### Short problem
Every line below must be reproduced exactly. Copy them all.

Data items
— BEGIN —
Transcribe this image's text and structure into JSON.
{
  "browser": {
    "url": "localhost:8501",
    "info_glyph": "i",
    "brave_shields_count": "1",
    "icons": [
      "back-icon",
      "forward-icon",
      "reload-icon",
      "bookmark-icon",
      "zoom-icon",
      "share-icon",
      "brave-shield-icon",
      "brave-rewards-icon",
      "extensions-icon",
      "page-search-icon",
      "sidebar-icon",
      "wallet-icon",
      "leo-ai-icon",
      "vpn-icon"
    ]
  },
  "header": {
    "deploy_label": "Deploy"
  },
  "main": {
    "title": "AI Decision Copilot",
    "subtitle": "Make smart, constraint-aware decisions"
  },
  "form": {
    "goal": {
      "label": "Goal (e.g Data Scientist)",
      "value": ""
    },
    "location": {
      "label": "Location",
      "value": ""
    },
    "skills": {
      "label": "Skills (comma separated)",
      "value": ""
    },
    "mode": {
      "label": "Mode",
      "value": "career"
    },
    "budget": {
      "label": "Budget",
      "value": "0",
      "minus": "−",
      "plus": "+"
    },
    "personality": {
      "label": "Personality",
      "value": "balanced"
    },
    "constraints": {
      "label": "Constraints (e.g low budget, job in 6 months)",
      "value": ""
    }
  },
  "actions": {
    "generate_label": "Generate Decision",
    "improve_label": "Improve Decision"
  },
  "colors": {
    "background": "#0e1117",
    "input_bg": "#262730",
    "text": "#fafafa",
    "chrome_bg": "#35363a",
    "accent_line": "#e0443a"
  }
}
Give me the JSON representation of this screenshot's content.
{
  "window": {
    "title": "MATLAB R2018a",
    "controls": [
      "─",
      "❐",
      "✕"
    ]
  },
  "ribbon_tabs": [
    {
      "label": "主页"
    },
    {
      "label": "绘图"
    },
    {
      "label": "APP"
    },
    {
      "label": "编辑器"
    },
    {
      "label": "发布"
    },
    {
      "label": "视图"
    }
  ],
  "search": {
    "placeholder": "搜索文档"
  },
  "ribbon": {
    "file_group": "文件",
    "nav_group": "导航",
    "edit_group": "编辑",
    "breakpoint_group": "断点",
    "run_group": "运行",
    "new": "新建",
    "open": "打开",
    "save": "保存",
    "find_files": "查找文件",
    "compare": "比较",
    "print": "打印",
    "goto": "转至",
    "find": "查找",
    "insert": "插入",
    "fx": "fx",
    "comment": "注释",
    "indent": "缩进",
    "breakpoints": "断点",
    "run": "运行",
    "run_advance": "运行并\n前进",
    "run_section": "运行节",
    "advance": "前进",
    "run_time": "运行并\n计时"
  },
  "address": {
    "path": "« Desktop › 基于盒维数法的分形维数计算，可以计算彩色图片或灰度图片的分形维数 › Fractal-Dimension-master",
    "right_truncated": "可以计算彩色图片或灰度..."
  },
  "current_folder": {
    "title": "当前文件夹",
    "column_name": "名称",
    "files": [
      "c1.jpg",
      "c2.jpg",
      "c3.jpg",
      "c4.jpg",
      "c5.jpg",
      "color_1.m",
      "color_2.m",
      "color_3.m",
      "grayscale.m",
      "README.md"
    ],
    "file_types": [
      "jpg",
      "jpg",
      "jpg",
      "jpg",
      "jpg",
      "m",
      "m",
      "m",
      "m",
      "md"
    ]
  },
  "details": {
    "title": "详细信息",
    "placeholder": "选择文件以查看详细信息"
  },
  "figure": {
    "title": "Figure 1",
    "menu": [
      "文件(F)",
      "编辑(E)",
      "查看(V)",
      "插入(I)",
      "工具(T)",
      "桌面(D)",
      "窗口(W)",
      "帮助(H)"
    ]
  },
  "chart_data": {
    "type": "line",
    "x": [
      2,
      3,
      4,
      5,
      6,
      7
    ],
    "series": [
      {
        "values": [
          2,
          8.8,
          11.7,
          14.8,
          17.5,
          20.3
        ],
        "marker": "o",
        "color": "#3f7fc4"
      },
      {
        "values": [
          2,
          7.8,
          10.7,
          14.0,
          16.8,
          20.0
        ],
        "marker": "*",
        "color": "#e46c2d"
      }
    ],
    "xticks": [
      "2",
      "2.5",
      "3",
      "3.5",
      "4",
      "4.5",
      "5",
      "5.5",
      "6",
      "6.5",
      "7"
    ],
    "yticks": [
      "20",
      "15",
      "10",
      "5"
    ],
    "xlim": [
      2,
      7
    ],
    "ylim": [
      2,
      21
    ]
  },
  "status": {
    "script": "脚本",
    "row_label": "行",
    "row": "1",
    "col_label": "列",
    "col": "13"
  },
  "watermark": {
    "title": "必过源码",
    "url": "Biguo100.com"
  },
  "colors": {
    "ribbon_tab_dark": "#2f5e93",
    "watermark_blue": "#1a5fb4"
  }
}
— END —
### Solution
Transcribe this image's text and structure into JSON.
{
  "browser": {
    "url": "localhost:8501",
    "info_glyph": "i",
    "brave_shields_count": "1",
    "icons": [
      "back-icon",
      "forward-icon",
      "reload-icon",
      "bookmark-icon",
      "zoom-icon",
      "share-icon",
      "brave-shield-icon",
      "brave-rewards-icon",
      "extensions-icon",
      "page-search-icon",
      "sidebar-icon",
      "wallet-icon",
      "leo-ai-icon",
      "vpn-icon"
    ]
  },
  "header": {
    "deploy_label": "Deploy"
  },
  "main": {
    "title": "AI Decision Copilot",
    "subtitle": "Make smart, constraint-aware decisions"
  },
  "form": {
    "goal": {
      "label": "Goal (e.g Data Scientist)",
      "value": ""
    },
    "location": {
      "label": "Location",
      "value": ""
    },
    "skills": {
      "label": "Skills (comma separated)",
      "value": ""
    },
    "mode": {
      "label": "Mode",
      "value": "career"
    },
    "budget": {
      "label": "Budget",
      "value": "0",
      "minus": "−",
      "plus": "+"
    },
    "personality": {
      "label": "Personality",
      "value": "balanced"
    },
    "constraints": {
      "label": "Constraints (e.g low budget, job in 6 months)",
      "value": ""
    }
  },
  "actions": {
    "generate_label": "Generate Decision",
    "improve_label": "Improve Decision"
  },
  "colors": {
    "background": "#0e1117",
    "input_bg": "#262730",
    "text": "#fafafa",
    "chrome_bg": "#35363a",
    "accent_line": "#e0443a"
  }
}
Give me the JSON representation of this screenshot's content.
{
  "window": {
    "title": "MATLAB R2018a",
    "controls": [
      "─",
      "❐",
      "✕"
    ]
  },
  "ribbon_tabs": [
    {
      "label": "主页"
    },
    {
      "label": "绘图"
    },
    {
      "label": "APP"
    },
    {
      "label": "编辑器"
    },
    {
      "label": "发布"
    },
    {
      "label": "视图"
    }
  ],
  "search": {
    "placeholder": "搜索文档"
  },
  "ribbon": {
    "file_group": "文件",
    "nav_group": "导航",
    "edit_group": "编辑",
    "breakpoint_group": "断点",
    "run_group": "运行",
    "new": "新建",
    "open": "打开",
    "save": "保存",
    "find_files": "查找文件",
    "compare": "比较",
    "print": "打印",
    "goto": "转至",
    "find": "查找",
    "insert": "插入",
    "fx": "fx",
    "comment": "注释",
    "indent": "缩进",
    "breakpoints": "断点",
    "run": "运行",
    "run_advance": "运行并\n前进",
    "run_section": "运行节",
    "advance": "前进",
    "run_time": "运行并\n计时"
  },
  "address": {
    "path": "« Desktop › 基于盒维数法的分形维数计算，可以计算彩色图片或灰度图片的分形维数 › Fractal-Dimension-master",
    "right_truncated": "可以计算彩色图片或灰度..."
  },
  "current_folder": {
    "title": "当前文件夹",
    "column_name": "名称",
    "files": [
      "c1.jpg",
      "c2.jpg",
      "c3.jpg",
      "c4.jpg",
      "c5.jpg",
      "color_1.m",
      "color_2.m",
      "color_3.m",
      "grayscale.m",
      "README.md"
    ],
    "file_types": [
      "jpg",
      "jpg",
      "jpg",
      "jpg",
      "jpg",
      "m",
      "m",
      "m",
      "m",
      "md"
    ]
  },
  "details": {
    "title": "详细信息",
    "placeholder": "选择文件以查看详细信息"
  },
  "figure": {
    "title": "Figure 1",
    "menu": [
      "文件(F)",
      "编辑(E)",
      "查看(V)",
      "插入(I)",
      "工具(T)",
      "桌面(D)",
      "窗口(W)",
      "帮助(H)"
    ]
  },
  "chart_data": {
    "type": "line",
    "x": [
      2,
      3,
      4,
      5,
      6,
      7
    ],
    "series": [
      {
        "values": [
          2,
          8.8,
          11.7,
          14.8,
          17.5,
          20.3
        ],
        "marker": "o",
        "color": "#3f7fc4"
      },
      {
        "values": [
          2,
          7.8,
          10.7,
          14.0,
          16.8,
          20.0
        ],
        "marker": "*",
        "color": "#e46c2d"
      }
    ],
    "xticks": [
      "2",
      "2.5",
      "3",
      "3.5",
      "4",
      "4.5",
      "5",
      "5.5",
      "6",
      "6.5",
      "7"
    ],
    "yticks": [
      "20",
      "15",
      "10",
      "5"
    ],
    "xlim": [
      2,
      7
    ],
    "ylim": [
      2,
      21
    ]
  },
  "status": {
    "script": "脚本",
    "row_label": "行",
    "row": "1",
    "col_label": "列",
    "col": "13"
  },
  "watermark": {
    "title": "必过源码",
    "url": "Biguo100.com"
  },
  "colors": {
    "ribbon_tab_dark": "#2f5e93",
    "watermark_blue": "#1a5fb4"
  }
}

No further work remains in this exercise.